*Dataset rows:*

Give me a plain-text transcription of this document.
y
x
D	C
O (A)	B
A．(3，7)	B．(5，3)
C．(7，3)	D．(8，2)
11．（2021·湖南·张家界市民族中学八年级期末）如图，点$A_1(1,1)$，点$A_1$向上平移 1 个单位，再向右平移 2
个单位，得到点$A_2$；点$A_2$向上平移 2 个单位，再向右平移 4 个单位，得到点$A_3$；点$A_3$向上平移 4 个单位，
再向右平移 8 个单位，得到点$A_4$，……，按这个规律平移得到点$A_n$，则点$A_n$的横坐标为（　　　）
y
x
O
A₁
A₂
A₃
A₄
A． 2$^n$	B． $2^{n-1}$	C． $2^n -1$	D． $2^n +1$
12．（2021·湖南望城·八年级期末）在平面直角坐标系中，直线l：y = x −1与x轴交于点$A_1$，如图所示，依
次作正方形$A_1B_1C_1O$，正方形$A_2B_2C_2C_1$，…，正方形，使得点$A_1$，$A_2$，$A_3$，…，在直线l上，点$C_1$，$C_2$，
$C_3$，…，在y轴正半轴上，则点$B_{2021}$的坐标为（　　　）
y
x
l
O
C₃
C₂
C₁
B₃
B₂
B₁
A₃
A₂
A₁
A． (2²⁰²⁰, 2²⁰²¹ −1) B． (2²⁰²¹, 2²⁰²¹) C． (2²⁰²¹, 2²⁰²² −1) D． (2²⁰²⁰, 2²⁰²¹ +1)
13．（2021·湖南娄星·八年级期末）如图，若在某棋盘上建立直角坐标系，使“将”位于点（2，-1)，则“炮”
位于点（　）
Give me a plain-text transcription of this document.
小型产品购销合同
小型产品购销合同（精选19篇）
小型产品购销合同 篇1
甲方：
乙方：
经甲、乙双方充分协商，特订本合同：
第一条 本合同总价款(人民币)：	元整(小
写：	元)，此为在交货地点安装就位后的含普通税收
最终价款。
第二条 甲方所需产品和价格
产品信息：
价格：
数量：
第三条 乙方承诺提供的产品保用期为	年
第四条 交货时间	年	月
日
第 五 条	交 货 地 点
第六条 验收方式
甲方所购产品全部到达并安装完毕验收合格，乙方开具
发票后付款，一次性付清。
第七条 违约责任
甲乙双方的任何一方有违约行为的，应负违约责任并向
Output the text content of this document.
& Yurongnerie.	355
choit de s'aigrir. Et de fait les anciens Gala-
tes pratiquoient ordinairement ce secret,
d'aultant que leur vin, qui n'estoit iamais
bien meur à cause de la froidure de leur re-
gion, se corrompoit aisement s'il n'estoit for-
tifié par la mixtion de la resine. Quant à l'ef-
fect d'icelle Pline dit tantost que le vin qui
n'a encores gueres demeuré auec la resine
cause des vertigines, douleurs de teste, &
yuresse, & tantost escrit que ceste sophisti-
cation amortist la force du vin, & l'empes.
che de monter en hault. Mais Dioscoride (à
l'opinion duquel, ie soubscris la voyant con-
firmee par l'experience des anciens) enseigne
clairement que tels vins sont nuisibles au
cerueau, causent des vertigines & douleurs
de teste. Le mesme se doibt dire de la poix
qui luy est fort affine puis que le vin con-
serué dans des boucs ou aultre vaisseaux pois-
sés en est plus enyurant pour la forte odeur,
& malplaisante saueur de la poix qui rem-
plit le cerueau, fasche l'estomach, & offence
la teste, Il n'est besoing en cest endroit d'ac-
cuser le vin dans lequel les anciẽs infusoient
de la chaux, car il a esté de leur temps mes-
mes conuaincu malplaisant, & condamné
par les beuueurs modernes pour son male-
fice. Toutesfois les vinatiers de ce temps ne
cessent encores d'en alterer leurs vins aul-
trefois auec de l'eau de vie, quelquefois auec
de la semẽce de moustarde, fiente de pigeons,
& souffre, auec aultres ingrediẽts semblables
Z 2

*GOAL OF THE EXERCISE:* Report every line containing the word "douleurs" from the listing above.

*RESPONSE TO THIS TASK:*
cause des vertigines, douleurs de teste, &
cerueau, causent des vertigines & douleurs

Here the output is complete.